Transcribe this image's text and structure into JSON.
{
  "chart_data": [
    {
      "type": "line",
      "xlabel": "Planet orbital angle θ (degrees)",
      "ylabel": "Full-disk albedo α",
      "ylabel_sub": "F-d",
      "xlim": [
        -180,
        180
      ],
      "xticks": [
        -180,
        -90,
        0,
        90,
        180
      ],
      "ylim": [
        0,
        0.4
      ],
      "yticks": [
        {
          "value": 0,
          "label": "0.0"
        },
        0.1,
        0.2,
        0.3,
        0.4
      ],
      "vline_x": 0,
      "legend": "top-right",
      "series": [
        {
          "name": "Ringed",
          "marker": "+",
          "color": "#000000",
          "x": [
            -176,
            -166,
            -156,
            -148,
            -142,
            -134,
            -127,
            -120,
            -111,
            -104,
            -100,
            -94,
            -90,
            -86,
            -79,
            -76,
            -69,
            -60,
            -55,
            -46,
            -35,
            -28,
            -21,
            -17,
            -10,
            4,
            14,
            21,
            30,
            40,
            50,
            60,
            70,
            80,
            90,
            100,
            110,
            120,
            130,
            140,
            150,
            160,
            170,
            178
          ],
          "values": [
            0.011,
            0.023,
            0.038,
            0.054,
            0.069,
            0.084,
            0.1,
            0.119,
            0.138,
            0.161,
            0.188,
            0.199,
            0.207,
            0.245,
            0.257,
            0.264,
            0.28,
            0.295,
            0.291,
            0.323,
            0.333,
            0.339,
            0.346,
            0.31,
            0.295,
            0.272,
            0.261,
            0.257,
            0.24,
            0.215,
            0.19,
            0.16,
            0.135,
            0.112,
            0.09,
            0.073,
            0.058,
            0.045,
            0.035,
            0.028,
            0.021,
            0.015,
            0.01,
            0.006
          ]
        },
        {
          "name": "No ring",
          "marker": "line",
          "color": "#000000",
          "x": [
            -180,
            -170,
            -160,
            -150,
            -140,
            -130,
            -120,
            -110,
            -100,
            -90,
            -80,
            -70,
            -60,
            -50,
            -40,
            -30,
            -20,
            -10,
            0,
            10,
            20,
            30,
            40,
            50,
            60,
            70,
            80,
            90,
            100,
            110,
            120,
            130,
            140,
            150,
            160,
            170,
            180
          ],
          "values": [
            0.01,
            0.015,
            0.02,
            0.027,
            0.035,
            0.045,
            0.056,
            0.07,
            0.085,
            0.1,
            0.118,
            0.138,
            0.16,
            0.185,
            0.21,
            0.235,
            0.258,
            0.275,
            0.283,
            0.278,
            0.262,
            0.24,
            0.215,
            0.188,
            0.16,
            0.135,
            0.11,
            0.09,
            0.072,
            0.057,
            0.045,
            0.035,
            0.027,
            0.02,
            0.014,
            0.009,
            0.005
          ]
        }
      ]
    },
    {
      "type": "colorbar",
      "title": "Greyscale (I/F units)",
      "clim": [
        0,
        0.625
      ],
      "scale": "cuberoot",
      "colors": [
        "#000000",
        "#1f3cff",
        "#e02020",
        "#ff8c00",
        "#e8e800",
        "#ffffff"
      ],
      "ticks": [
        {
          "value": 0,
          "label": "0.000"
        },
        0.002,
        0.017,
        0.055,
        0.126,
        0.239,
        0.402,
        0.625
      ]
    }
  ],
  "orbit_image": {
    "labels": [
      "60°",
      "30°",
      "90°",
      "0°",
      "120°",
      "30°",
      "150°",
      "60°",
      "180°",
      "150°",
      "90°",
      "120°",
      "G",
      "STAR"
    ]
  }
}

(BRIEF): From the records above, extract everything verbatim.

(RESULT):
Transcribe this image's text and structure into JSON.
{
  "chart_data": [
    {
      "type": "line",
      "xlabel": "Planet orbital angle θ (degrees)",
      "ylabel": "Full-disk albedo α",
      "ylabel_sub": "F-d",
      "xlim": [
        -180,
        180
      ],
      "xticks": [
        -180,
        -90,
        0,
        90,
        180
      ],
      "ylim": [
        0,
        0.4
      ],
      "yticks": [
        {
          "value": 0,
          "label": "0.0"
        },
        0.1,
        0.2,
        0.3,
        0.4
      ],
      "vline_x": 0,
      "legend": "top-right",
      "series": [
        {
          "name": "Ringed",
          "marker": "+",
          "color": "#000000",
          "x": [
            -176,
            -166,
            -156,
            -148,
            -142,
            -134,
            -127,
            -120,
            -111,
            -104,
            -100,
            -94,
            -90,
            -86,
            -79,
            -76,
            -69,
            -60,
            -55,
            -46,
            -35,
            -28,
            -21,
            -17,
            -10,
            4,
            14,
            21,
            30,
            40,
            50,
            60,
            70,
            80,
            90,
            100,
            110,
            120,
            130,
            140,
            150,
            160,
            170,
            178
          ],
          "values": [
            0.011,
            0.023,
            0.038,
            0.054,
            0.069,
            0.084,
            0.1,
            0.119,
            0.138,
            0.161,
            0.188,
            0.199,
            0.207,
            0.245,
            0.257,
            0.264,
            0.28,
            0.295,
            0.291,
            0.323,
            0.333,
            0.339,
            0.346,
            0.31,
            0.295,
            0.272,
            0.261,
            0.257,
            0.24,
            0.215,
            0.19,
            0.16,
            0.135,
            0.112,
            0.09,
            0.073,
            0.058,
            0.045,
            0.035,
            0.028,
            0.021,
            0.015,
            0.01,
            0.006
          ]
        },
        {
          "name": "No ring",
          "marker": "line",
          "color": "#000000",
          "x": [
            -180,
            -170,
            -160,
            -150,
            -140,
            -130,
            -120,
            -110,
            -100,
            -90,
            -80,
            -70,
            -60,
            -50,
            -40,
            -30,
            -20,
            -10,
            0,
            10,
            20,
            30,
            40,
            50,
            60,
            70,
            80,
            90,
            100,
            110,
            120,
            130,
            140,
            150,
            160,
            170,
            180
          ],
          "values": [
            0.01,
            0.015,
            0.02,
            0.027,
            0.035,
            0.045,
            0.056,
            0.07,
            0.085,
            0.1,
            0.118,
            0.138,
            0.16,
            0.185,
            0.21,
            0.235,
            0.258,
            0.275,
            0.283,
            0.278,
            0.262,
            0.24,
            0.215,
            0.188,
            0.16,
            0.135,
            0.11,
            0.09,
            0.072,
            0.057,
            0.045,
            0.035,
            0.027,
            0.02,
            0.014,
            0.009,
            0.005
          ]
        }
      ]
    },
    {
      "type": "colorbar",
      "title": "Greyscale (I/F units)",
      "clim": [
        0,
        0.625
      ],
      "scale": "cuberoot",
      "colors": [
        "#000000",
        "#1f3cff",
        "#e02020",
        "#ff8c00",
        "#e8e800",
        "#ffffff"
      ],
      "ticks": [
        {
          "value": 0,
          "label": "0.000"
        },
        0.002,
        0.017,
        0.055,
        0.126,
        0.239,
        0.402,
        0.625
      ]
    }
  ],
  "orbit_image": {
    "labels": [
      "60°",
      "30°",
      "90°",
      "0°",
      "120°",
      "30°",
      "150°",
      "60°",
      "180°",
      "150°",
      "90°",
      "120°",
      "G",
      "STAR"
    ]
  }
}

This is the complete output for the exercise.